**WRITTEN PROBLEM**
Return each line containing the string "range".

● ● ● ● ●

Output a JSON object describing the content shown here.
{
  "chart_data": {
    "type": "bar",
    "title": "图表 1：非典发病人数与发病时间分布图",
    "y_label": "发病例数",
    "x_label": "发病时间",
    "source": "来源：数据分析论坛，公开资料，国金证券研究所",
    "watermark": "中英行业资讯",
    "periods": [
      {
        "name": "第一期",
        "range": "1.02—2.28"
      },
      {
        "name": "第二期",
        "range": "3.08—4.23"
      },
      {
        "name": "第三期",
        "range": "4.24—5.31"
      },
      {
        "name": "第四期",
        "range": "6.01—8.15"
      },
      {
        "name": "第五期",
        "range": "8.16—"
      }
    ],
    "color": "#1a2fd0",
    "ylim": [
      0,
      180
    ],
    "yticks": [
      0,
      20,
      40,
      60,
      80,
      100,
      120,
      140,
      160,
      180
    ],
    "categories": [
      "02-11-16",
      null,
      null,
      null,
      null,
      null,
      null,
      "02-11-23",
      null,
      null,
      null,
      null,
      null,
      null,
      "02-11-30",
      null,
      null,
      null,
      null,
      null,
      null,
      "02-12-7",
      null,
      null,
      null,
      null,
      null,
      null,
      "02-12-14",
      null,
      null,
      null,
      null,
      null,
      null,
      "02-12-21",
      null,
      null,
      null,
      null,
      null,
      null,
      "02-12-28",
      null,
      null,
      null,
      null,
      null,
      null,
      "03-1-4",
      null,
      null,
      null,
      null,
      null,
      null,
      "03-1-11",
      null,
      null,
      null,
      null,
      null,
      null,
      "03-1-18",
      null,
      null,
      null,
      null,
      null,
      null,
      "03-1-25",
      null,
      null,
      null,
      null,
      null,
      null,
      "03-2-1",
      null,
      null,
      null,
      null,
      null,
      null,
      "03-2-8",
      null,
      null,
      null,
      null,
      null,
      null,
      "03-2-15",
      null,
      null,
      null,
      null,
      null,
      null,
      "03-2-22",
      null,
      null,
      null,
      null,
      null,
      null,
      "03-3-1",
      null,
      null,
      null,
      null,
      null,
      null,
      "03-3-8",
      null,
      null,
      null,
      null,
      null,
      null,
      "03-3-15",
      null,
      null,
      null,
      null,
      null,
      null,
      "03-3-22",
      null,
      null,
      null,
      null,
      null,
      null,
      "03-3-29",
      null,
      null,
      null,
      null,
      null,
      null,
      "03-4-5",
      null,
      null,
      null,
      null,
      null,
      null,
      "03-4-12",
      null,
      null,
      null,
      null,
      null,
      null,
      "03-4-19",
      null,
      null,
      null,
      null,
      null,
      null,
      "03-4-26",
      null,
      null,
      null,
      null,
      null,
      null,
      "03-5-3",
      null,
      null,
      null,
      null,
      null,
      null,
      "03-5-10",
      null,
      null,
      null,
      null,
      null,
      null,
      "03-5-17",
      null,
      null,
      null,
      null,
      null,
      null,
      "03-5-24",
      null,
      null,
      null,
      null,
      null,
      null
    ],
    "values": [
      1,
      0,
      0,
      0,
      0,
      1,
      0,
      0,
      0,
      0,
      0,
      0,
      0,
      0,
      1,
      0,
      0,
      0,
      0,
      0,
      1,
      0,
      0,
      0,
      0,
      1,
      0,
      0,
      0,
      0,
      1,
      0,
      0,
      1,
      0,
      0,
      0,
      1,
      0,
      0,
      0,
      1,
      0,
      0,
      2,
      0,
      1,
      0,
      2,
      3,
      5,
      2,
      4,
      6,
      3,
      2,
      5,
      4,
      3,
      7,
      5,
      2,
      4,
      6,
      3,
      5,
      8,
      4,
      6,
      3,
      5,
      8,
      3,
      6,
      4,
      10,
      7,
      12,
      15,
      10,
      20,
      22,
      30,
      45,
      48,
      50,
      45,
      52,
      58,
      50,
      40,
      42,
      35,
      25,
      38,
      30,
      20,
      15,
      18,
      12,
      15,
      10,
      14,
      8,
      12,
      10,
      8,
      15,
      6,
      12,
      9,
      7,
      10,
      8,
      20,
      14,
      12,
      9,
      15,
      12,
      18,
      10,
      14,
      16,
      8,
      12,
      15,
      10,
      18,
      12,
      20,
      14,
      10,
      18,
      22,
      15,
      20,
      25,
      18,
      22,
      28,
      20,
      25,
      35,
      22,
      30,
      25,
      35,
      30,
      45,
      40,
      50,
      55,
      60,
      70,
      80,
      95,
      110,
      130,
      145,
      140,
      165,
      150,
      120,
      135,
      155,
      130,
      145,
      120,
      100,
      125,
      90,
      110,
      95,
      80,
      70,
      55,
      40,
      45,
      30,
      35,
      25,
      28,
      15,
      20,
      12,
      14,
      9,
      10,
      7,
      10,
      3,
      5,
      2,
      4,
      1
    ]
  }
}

● ● ● ● ●

**EXERCISE OUTPUT**
        "range": "1.02—2.28"
        "range": "3.08—4.23"
        "range": "4.24—5.31"
        "range": "6.01—8.15"
        "range": "8.16—"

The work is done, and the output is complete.